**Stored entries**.
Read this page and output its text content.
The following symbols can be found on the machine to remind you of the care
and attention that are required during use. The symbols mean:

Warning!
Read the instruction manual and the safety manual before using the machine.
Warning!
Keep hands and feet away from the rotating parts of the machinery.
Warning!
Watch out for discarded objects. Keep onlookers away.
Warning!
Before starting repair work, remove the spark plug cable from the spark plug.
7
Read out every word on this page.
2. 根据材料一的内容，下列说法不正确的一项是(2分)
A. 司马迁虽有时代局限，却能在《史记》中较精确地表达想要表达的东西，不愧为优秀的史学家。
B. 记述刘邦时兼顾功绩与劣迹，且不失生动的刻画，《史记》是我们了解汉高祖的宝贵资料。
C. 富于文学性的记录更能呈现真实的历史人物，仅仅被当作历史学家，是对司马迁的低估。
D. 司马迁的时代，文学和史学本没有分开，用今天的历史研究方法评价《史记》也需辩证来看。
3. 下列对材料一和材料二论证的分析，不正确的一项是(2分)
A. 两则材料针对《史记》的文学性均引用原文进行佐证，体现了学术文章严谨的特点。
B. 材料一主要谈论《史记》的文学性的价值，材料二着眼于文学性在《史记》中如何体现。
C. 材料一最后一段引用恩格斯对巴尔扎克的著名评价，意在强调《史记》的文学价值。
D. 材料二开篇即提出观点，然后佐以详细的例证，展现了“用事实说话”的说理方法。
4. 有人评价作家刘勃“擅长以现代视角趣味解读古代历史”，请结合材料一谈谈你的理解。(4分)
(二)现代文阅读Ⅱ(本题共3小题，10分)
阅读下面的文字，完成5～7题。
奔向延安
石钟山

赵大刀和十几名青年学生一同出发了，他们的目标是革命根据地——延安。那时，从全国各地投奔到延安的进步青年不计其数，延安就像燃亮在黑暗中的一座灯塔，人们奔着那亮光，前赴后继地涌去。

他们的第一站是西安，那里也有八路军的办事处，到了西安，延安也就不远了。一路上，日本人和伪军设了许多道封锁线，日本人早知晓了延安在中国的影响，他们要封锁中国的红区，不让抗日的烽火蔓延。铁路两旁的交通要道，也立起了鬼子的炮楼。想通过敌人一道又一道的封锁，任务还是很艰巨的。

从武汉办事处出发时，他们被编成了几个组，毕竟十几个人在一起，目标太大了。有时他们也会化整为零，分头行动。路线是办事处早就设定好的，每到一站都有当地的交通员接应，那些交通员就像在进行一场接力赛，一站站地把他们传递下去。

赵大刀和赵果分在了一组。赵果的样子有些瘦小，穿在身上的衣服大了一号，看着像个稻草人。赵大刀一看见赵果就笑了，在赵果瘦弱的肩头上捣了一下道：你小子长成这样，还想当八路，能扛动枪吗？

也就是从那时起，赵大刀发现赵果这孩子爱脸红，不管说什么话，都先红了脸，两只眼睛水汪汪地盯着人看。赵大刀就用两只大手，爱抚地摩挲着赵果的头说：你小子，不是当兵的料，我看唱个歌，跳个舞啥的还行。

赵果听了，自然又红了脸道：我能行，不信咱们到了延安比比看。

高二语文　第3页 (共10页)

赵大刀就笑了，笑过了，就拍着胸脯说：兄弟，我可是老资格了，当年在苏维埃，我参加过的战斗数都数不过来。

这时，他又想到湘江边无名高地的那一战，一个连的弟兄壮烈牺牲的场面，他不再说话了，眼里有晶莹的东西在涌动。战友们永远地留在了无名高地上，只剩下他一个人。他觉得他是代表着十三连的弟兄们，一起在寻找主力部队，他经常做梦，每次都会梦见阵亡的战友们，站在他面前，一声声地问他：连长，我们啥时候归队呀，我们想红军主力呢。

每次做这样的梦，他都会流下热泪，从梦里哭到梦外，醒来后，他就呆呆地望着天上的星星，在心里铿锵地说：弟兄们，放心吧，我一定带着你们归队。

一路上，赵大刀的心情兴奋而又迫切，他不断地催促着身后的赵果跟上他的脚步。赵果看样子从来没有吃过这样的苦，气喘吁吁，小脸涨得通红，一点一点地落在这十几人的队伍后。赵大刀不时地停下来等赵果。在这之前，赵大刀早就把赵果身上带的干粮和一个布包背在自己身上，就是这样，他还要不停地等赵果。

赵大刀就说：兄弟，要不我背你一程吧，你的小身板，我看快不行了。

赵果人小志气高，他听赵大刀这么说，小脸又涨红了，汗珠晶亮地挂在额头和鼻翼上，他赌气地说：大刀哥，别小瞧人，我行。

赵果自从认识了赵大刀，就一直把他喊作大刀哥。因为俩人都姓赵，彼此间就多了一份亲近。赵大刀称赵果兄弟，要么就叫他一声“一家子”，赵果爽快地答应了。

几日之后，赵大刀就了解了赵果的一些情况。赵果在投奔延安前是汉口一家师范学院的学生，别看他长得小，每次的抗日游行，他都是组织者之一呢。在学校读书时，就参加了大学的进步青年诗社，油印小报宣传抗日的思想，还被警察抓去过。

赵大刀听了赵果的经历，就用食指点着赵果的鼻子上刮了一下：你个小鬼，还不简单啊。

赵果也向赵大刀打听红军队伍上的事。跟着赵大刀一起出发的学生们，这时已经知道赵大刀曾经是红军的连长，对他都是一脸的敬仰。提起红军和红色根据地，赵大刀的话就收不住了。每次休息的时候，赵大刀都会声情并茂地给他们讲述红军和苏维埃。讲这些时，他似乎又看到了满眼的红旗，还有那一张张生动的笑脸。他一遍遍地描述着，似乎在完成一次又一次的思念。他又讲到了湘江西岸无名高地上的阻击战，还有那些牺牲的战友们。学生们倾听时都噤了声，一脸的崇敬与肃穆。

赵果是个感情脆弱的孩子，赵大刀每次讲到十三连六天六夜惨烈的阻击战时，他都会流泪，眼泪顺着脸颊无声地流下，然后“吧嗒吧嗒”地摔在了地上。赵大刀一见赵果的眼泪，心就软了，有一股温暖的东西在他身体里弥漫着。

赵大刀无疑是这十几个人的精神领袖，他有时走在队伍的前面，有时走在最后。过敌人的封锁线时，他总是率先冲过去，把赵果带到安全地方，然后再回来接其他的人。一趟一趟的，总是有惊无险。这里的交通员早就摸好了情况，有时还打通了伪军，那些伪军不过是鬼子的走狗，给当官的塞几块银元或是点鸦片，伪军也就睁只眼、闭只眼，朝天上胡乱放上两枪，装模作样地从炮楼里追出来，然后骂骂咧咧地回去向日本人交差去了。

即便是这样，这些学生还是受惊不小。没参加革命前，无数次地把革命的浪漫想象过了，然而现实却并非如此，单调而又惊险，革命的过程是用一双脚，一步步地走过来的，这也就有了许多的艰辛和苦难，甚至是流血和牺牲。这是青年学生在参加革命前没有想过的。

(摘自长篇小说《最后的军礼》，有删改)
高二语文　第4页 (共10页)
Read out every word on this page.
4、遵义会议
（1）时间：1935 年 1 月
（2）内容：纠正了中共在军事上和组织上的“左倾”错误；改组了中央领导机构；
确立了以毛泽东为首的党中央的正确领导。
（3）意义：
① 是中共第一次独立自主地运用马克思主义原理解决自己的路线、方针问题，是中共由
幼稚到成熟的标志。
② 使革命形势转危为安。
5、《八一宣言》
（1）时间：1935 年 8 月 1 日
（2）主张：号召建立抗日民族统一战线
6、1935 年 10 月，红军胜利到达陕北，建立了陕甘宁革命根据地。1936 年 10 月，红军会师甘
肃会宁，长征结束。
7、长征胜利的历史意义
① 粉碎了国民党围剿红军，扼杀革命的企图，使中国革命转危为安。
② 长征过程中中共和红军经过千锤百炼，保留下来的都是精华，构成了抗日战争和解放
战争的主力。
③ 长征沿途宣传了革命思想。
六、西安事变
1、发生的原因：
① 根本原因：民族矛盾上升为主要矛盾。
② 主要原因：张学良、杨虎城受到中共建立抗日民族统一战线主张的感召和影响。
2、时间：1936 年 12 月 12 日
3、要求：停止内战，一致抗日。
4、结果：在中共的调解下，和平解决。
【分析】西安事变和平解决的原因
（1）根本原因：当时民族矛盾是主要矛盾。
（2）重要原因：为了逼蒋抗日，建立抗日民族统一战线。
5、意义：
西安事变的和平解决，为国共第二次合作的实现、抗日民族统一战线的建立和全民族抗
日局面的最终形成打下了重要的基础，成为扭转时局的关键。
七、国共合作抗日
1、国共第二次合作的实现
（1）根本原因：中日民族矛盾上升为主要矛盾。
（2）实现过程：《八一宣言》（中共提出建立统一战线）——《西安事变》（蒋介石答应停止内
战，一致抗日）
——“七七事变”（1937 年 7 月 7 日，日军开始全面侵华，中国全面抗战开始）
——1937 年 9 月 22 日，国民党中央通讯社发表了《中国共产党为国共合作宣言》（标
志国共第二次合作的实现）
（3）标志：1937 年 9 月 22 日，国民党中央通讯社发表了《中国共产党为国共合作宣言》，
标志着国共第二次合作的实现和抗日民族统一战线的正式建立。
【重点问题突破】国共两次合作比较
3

**Aim of the task**. Your answer should be a single number: the count of lines containing the word "symbols".

**Reply**. 2